== Stored data

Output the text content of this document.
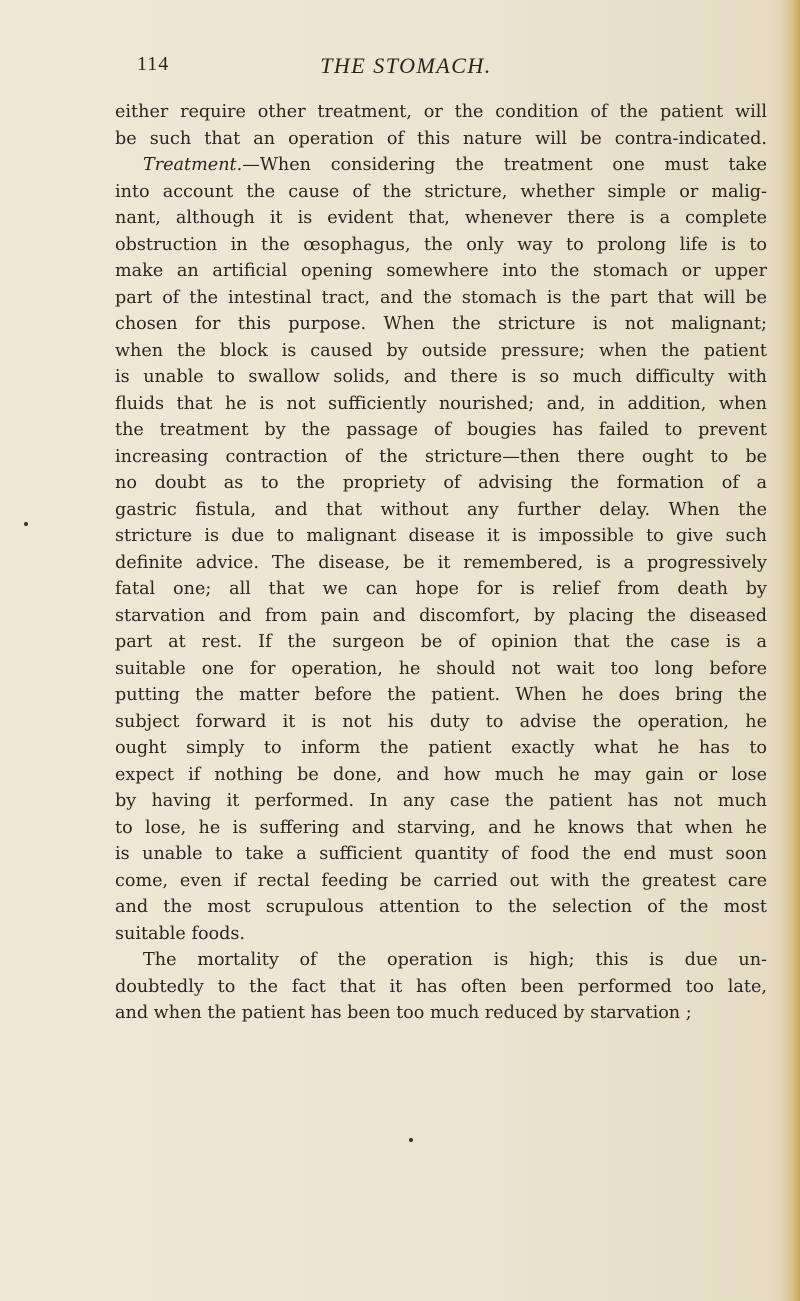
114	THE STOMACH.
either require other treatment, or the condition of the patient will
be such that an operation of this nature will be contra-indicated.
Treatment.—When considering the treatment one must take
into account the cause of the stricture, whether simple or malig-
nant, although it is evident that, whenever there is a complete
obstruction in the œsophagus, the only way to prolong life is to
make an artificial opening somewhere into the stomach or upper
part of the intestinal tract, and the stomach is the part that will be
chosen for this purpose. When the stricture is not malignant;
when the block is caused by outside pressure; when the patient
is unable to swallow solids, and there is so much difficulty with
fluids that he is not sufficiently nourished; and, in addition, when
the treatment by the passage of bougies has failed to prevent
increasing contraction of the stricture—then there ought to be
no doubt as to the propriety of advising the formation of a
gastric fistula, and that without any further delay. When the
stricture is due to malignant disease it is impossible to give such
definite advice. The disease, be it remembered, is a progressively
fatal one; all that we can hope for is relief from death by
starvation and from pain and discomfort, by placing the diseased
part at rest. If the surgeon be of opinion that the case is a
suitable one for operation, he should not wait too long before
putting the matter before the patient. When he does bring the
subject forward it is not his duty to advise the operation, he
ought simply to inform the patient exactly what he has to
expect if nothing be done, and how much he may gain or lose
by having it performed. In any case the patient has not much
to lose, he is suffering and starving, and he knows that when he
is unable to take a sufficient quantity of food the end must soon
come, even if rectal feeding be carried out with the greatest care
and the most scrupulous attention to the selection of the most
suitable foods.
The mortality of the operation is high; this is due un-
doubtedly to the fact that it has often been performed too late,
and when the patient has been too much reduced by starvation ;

====
== Stored data

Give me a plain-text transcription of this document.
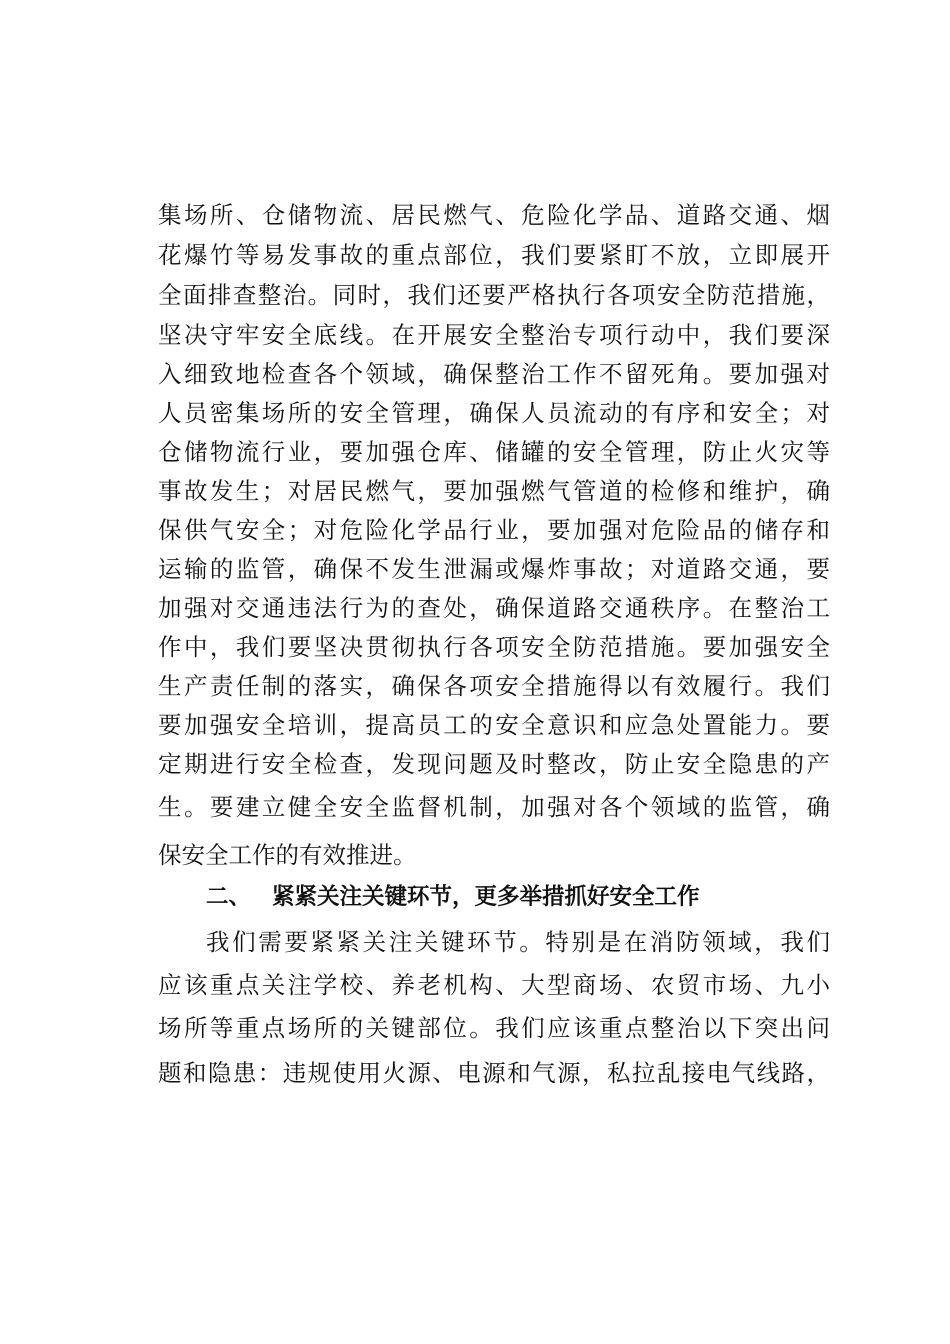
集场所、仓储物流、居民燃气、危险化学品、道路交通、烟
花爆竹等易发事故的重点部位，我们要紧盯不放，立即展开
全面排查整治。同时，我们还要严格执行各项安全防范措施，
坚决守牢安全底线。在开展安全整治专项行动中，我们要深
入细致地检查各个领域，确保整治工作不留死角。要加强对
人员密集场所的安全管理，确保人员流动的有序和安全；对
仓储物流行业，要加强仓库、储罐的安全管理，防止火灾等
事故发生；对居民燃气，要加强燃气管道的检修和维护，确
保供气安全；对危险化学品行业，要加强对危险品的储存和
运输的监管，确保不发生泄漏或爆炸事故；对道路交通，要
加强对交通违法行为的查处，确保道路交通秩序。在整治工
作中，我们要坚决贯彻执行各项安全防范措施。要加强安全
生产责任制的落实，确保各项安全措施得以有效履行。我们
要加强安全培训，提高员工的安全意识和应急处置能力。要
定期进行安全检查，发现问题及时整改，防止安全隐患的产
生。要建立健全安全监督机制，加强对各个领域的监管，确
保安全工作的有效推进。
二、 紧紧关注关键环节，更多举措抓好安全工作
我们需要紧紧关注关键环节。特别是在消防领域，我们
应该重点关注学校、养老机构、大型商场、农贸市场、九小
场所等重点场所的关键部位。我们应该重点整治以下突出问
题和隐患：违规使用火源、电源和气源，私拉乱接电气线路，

====
== Stored data

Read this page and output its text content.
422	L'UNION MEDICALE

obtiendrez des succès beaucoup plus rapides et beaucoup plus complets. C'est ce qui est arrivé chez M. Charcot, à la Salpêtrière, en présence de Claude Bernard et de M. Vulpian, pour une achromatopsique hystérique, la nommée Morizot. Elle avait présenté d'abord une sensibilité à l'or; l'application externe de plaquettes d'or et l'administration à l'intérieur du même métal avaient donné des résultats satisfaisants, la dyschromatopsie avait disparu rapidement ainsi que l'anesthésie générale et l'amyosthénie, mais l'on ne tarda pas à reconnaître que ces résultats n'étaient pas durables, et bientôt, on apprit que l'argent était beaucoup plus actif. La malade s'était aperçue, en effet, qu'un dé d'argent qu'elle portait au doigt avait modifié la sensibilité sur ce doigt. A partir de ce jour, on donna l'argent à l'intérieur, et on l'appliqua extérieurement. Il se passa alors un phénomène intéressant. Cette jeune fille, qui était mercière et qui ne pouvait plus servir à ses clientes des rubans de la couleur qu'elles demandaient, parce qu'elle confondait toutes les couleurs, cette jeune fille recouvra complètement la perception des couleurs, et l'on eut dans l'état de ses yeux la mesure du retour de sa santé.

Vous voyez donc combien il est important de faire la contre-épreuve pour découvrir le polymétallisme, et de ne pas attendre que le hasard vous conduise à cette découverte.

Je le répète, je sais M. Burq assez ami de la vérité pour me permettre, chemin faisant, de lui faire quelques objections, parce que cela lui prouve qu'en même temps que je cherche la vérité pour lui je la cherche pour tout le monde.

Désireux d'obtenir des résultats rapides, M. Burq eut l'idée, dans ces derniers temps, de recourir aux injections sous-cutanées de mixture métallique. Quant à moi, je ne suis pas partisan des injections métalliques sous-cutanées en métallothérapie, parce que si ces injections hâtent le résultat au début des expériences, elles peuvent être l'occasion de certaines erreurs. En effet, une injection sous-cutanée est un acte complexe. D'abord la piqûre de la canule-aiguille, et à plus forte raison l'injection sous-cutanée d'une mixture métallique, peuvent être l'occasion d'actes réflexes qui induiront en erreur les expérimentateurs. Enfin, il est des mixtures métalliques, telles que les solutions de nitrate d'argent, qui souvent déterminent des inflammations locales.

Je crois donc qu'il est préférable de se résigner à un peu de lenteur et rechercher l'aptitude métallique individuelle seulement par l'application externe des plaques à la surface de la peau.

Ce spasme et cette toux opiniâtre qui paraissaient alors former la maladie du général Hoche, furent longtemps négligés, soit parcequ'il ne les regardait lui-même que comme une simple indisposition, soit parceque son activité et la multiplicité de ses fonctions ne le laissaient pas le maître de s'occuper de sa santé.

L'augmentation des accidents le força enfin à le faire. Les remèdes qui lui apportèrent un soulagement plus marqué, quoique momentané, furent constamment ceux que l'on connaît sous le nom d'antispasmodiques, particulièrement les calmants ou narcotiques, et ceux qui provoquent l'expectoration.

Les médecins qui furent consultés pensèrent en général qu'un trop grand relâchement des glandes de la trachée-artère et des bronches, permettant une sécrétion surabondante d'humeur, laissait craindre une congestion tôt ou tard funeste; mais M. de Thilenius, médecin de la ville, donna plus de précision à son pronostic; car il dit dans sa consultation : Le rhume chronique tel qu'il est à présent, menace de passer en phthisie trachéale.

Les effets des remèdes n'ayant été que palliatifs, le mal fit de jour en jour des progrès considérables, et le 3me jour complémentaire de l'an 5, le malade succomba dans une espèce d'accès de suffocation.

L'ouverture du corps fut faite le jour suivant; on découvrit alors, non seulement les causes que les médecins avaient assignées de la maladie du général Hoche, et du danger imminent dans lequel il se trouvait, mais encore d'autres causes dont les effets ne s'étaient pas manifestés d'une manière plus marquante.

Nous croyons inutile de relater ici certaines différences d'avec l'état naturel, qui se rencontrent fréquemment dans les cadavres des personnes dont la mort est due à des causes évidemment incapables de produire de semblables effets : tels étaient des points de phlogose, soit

====

*Exercise brief*
From the entries above, pull out each line that includes "simple".

*Task result*
into account the cause of the stricture, whether simple or malig-
Ce spasme et cette toux opiniâtre qui paraissaient alors former la maladie du général Hoche, furent longtemps négligés, soit parcequ'il ne les regardait lui-même que comme une simple indisposition, soit parceque son activité et la multiplicité de ses fonctions ne le laissaient pas le maître de s'occuper de sa santé.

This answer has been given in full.